▶ GIVEN INFORMATION:
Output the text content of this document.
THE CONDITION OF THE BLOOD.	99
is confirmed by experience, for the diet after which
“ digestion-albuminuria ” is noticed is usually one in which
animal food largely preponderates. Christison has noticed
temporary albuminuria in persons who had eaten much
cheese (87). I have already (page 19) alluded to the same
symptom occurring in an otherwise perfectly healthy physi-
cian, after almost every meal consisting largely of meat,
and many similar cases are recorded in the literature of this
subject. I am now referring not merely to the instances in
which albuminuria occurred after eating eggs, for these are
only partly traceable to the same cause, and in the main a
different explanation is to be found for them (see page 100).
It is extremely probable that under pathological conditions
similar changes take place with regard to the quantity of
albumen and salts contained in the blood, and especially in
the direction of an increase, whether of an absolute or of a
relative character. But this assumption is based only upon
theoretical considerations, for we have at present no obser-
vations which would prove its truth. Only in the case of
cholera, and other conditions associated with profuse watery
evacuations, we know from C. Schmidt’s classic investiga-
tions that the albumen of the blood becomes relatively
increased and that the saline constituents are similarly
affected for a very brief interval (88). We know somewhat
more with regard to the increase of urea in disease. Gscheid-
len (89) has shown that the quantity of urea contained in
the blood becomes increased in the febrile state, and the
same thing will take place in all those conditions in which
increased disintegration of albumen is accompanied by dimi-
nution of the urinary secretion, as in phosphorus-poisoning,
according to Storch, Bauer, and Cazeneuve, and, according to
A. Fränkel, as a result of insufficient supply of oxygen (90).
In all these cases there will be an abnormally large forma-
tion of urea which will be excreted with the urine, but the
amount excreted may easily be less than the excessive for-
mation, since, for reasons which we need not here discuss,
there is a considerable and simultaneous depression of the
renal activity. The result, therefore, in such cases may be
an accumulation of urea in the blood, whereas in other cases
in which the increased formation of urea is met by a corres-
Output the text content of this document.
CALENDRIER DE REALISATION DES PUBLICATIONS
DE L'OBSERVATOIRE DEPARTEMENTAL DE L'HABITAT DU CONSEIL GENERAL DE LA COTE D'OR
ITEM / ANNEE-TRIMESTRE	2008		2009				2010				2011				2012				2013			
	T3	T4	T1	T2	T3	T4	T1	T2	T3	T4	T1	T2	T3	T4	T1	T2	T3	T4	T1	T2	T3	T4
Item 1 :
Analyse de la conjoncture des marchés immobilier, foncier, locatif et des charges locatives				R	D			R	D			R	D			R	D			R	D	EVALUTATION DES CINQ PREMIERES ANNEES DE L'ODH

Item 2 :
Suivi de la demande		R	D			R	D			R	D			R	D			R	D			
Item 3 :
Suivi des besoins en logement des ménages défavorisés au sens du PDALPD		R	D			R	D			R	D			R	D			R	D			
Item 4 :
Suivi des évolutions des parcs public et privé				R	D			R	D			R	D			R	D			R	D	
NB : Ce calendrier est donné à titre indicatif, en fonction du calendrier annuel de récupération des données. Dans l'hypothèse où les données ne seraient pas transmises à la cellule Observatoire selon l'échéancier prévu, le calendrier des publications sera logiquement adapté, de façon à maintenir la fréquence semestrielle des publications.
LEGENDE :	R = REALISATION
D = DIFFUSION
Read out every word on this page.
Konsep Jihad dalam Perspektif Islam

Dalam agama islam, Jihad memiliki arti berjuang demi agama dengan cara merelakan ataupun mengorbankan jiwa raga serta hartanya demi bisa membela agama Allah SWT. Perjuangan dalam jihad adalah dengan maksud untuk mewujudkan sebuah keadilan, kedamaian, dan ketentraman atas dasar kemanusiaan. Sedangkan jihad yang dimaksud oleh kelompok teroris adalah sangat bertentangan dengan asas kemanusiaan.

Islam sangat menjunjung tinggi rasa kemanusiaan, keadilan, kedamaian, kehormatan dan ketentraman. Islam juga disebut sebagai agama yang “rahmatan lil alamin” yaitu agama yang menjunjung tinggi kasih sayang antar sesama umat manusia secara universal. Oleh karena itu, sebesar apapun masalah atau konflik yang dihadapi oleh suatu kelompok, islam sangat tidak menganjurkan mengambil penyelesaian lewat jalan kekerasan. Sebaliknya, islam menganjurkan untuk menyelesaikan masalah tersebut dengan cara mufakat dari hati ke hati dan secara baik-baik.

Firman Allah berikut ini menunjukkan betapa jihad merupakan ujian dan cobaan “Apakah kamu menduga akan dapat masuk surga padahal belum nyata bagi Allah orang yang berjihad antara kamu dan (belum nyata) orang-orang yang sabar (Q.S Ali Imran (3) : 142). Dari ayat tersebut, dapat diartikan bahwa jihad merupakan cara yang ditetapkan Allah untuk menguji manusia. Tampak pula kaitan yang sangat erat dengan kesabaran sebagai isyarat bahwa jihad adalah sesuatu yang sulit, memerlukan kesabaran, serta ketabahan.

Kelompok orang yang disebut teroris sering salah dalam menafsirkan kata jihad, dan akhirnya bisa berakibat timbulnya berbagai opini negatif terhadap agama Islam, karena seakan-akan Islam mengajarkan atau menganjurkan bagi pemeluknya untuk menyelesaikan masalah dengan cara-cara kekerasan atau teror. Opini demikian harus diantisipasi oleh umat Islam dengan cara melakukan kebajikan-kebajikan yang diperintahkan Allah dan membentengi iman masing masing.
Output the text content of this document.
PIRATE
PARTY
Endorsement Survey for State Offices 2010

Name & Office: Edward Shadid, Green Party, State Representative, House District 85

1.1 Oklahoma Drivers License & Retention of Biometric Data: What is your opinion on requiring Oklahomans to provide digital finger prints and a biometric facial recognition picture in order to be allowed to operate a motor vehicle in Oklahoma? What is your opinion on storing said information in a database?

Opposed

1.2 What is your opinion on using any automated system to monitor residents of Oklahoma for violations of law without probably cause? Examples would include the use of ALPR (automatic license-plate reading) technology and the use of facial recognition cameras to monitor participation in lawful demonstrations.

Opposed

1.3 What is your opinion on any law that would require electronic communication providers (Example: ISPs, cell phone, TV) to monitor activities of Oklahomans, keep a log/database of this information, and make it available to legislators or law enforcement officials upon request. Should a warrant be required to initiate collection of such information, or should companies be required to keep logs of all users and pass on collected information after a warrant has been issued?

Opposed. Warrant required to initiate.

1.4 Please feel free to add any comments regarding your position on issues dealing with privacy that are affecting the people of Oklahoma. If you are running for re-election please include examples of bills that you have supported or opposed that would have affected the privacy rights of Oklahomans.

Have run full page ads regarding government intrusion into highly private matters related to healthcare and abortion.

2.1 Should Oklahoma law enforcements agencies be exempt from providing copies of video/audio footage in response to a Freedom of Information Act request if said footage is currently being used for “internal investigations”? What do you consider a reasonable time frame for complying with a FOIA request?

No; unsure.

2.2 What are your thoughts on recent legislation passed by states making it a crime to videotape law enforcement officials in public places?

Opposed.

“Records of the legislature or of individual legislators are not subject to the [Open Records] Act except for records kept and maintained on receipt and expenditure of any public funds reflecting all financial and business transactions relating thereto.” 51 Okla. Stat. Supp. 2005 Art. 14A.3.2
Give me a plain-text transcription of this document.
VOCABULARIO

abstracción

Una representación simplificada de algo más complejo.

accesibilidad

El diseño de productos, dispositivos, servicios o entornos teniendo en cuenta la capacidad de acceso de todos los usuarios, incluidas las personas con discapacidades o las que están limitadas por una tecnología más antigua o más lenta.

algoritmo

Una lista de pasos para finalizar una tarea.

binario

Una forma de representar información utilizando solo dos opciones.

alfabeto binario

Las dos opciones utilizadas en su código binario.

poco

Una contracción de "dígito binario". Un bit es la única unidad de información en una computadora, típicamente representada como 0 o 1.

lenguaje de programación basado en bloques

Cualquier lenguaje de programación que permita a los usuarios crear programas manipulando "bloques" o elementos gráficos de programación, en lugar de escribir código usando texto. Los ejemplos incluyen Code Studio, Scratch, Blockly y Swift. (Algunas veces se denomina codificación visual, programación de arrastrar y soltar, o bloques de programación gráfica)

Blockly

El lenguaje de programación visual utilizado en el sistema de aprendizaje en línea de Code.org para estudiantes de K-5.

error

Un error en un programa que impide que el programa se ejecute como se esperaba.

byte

▶ WORK REQUIRED:
From the listing above, copy out each line where the word "largely" appears.

▶ REPLY:
animal food largely preponderates. Christison has noticed
cian, after almost every meal consisting largely of meat,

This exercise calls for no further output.